_Written task_: Read the lines below and count those that have the word "formatting". Respond with the number only.

_Data extract_:
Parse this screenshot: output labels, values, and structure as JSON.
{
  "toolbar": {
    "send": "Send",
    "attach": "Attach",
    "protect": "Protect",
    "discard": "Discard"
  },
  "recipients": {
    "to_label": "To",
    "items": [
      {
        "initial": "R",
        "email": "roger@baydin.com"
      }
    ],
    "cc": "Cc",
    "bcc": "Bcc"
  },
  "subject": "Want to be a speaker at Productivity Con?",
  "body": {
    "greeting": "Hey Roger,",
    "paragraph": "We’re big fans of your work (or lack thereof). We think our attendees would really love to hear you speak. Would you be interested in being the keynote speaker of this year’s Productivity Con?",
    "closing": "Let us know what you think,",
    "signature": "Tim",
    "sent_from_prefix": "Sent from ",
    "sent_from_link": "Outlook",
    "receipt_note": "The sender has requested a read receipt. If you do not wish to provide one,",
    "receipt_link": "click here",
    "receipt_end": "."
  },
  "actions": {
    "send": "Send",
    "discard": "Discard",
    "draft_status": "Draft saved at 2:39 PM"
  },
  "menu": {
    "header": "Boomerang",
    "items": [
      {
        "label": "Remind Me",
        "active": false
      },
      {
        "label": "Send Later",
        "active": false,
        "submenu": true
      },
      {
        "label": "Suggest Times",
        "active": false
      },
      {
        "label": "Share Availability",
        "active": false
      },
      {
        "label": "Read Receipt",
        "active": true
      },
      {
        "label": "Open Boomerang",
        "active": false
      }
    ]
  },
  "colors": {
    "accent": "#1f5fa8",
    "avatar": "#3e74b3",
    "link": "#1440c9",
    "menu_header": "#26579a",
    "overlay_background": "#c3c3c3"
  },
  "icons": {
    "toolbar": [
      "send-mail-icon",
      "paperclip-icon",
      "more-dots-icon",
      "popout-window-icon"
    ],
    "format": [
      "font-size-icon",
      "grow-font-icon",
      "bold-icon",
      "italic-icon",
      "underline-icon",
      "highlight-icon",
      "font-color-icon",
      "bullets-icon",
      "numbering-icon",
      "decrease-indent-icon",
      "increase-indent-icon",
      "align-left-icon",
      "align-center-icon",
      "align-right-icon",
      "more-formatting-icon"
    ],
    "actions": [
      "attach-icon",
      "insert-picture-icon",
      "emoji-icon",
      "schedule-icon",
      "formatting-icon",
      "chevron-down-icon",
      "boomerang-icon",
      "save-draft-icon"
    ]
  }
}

_Expected answer_: 2